*** Opening of Passage shown ***
The railways were the largest human endeavours since Roman times, as well as the engineering challenges there were significant financial challenges in raising capital and political challenges in getting approval. This despite the fact the the railway projectors were exempted from the restrictions on raising capital from groups of more than five people introduced after the South Seas Bubble.

The first underground line, the Metropolitan, opened in 1863 it ran from Paddington to Farringdon – it had been 20 years in the making, although construction only took 3 years. The tunnels were made by the cut-and-cover method, which works as described – a large trench is dug, the railway built in the bottom and then covered over. This meant the tunnels were relatively shallow, mainly followed the line of existing roads and involved immense disruption on the surface.

In 1868 the first section of the District line opened, this was always to be the Metropolitan’s poorer relative but would form part of the Circle line, finally completed in 1884 despite the animosity between James Staats Forbes and Edward Watkin – the heads of the respective companies at the time. It’s worth noting that it wasn’t until 1908 that the first London Underground maps were published; in its early days the underground “system” was the work of disparate private companies who were frequently at loggerheads and certainly not focussed on cooperating to the benefit of their passengers.

The underground railways rarely provided the returns their investors were looking for but they had an enormous social impact, for the first time poorer workers in the city could live out of town in relatively cheap areas and commute in, the railway companies positively encouraged this. The Metropolitan also invested in property in what are now the suburbs of London, areas such as Golders Green were open fields before the underground came. This also reflects the expansion of the underground into the surrounding country.
*** Close of Passage shown ***
▶ Work instruction 1: According to the passage on London's early underground railways, in what year were the first London Underground maps published?
▶ Work instruction 2: Extend the passage on London's early underground railways, picking up after its final sentence.
The material that comes after this passage has no connection to it.
*** Opening of Data for review ***
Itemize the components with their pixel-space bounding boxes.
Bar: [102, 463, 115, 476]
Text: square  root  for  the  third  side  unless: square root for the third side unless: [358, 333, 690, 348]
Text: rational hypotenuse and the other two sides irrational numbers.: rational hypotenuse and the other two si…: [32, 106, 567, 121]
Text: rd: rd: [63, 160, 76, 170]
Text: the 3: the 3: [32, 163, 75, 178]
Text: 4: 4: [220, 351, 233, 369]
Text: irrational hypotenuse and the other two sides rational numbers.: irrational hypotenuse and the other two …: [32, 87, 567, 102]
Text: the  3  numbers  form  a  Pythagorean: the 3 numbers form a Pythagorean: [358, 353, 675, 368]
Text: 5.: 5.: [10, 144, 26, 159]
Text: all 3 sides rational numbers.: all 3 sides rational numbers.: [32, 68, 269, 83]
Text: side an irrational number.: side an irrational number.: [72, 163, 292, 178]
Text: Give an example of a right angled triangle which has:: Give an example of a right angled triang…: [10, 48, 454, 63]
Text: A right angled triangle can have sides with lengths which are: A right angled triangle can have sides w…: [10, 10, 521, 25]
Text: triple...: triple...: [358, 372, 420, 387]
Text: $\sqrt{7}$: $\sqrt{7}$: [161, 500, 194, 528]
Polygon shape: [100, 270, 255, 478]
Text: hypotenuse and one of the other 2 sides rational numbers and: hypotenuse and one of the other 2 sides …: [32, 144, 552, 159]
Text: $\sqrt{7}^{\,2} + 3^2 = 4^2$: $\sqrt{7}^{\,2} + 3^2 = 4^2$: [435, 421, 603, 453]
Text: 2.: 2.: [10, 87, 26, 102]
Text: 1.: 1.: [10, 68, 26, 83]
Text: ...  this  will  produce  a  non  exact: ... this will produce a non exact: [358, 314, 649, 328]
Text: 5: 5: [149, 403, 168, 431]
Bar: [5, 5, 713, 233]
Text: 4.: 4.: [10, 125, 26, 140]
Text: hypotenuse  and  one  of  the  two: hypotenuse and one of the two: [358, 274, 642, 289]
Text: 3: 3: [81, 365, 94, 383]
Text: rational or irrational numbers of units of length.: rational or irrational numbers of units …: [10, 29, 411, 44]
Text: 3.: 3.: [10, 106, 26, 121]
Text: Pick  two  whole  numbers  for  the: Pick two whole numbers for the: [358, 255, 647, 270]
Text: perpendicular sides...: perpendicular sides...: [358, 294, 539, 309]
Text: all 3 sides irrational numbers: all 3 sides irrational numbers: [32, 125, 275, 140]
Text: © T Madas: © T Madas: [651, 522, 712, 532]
*** Close of Data for review ***
▶ Response 1: 1908

▶ Response 2:
The first deep line, the City and South London was opened in 1890, it was also the first electric underground line. The deep lines were tunnelled beneath the city using the tunnelling shield developed by Marc Brunel, earlier in the 19th century. Following the first electrification the District and Metropolitan lines eventually electrified their lines, although it took some time (and a lot of money). The finance for the District line came via the American Charles Tyson Yerkes, who would generously be described as a colourful character, engaging in financial engineering which we likely imagine is a recent invention.

Following the First World War the underground was tending towards a private monopoly, government was looking to invest to make work and ultimately the underground was nationalised, at arms length, to form London Transport in 1933, led by the same men (Lord Ashfield and Frank Pick) who had run the private monopoly.

The London underground reached its zenith in the years leading up to the Second World War, gaining its identity (roundel, font and iconic map) and forming a coherent, widespread network. After the war it was starved of funds, declining – overtaken by the private car. Further lines were added such as the Victoria and Jubilee lines but activity was much reduced from the early years.

More recently it has seen something of a revival with the ill-fated Public-Private Partnership running into the ground, but not before huge amounts of money had been spent, substantially on improvements. As I write, the tunnelling machines are building Crossrail.

I felt the book could have done with a construction timeline, something like this on wikipedia (link), early on there seems to be a barrage of new line openings, sometimes not in strictly chronological order and to someone like me, unfamiliar with London it is all a bit puzzling. Despite this The Subterranean Railway is an enjoyable read.